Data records
********
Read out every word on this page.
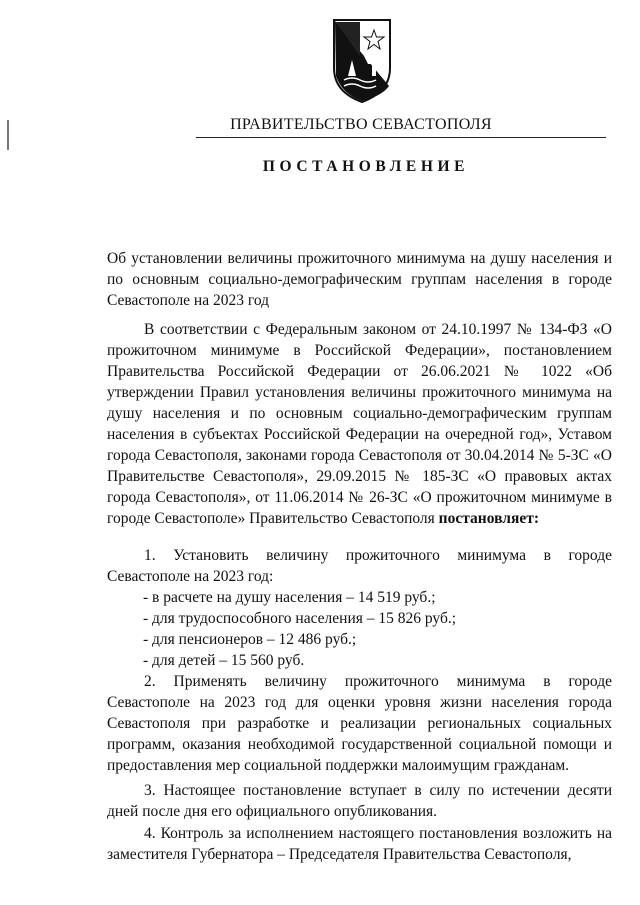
ПРАВИТЕЛЬСТВО СЕВАСТОПОЛЯ
ПОСТАНОВЛЕНИЕ
Об установлении величины прожиточного минимума на душу населения и по основным социально-демографическим группам населения в городе Севастополе на 2023 год
В соответствии с Федеральным законом от 24.10.1997 № 134-ФЗ «О прожиточном минимуме в Российской Федерации», постановлением Правительства Российской Федерации от 26.06.2021 № 1022 «Об утверждении Правил установления величины прожиточного минимума на душу населения и по основным социально-демографическим группам населения в субъектах Российской Федерации на очередной год», Уставом города Севастополя, законами города Севастополя от 30.04.2014 № 5-ЗС «О Правительстве Севастополя», 29.09.2015 № 185-ЗС «О правовых актах города Севастополя», от 11.06.2014 № 26-ЗС «О прожиточном минимуме в городе Севастополе» Правительство Севастополя постановляет:
1. Установить величину прожиточного минимума в городе Севастополе на 2023 год:
- в расчете на душу населения – 14 519 руб.;
- для трудоспособного населения – 15 826 руб.;
- для пенсионеров – 12 486 руб.;
- для детей – 15 560 руб.
2. Применять величину прожиточного минимума в городе Севастополе на 2023 год для оценки уровня жизни населения города Севастополя при разработке и реализации региональных социальных программ, оказания необходимой государственной социальной помощи и предоставления мер социальной поддержки малоимущим гражданам.
3. Настоящее постановление вступает в силу по истечении десяти дней после дня его официального опубликования.
4. Контроль за исполнением настоящего постановления возложить на заместителя Губернатора – Председателя Правительства Севастополя,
********
• **What is asked**
Output the full set of records above without changing a word, and drop the images.

• **Full answer**
Read out every word on this page.
ПРАВИТЕЛЬСТВО СЕВАСТОПОЛЯ
ПОСТАНОВЛЕНИЕ
Об установлении величины прожиточного минимума на душу населения и по основным социально-демографическим группам населения в городе Севастополе на 2023 год
В соответствии с Федеральным законом от 24.10.1997 № 134-ФЗ «О прожиточном минимуме в Российской Федерации», постановлением Правительства Российской Федерации от 26.06.2021 № 1022 «Об утверждении Правил установления величины прожиточного минимума на душу населения и по основным социально-демографическим группам населения в субъектах Российской Федерации на очередной год», Уставом города Севастополя, законами города Севастополя от 30.04.2014 № 5-ЗС «О Правительстве Севастополя», 29.09.2015 № 185-ЗС «О правовых актах города Севастополя», от 11.06.2014 № 26-ЗС «О прожиточном минимуме в городе Севастополе» Правительство Севастополя постановляет:
1. Установить величину прожиточного минимума в городе Севастополе на 2023 год:
- в расчете на душу населения – 14 519 руб.;
- для трудоспособного населения – 15 826 руб.;
- для пенсионеров – 12 486 руб.;
- для детей – 15 560 руб.
2. Применять величину прожиточного минимума в городе Севастополе на 2023 год для оценки уровня жизни населения города Севастополя при разработке и реализации региональных социальных программ, оказания необходимой государственной социальной помощи и предоставления мер социальной поддержки малоимущим гражданам.
3. Настоящее постановление вступает в силу по истечении десяти дней после дня его официального опубликования.
4. Контроль за исполнением настоящего постановления возложить на заместителя Губернатора – Председателя Правительства Севастополя,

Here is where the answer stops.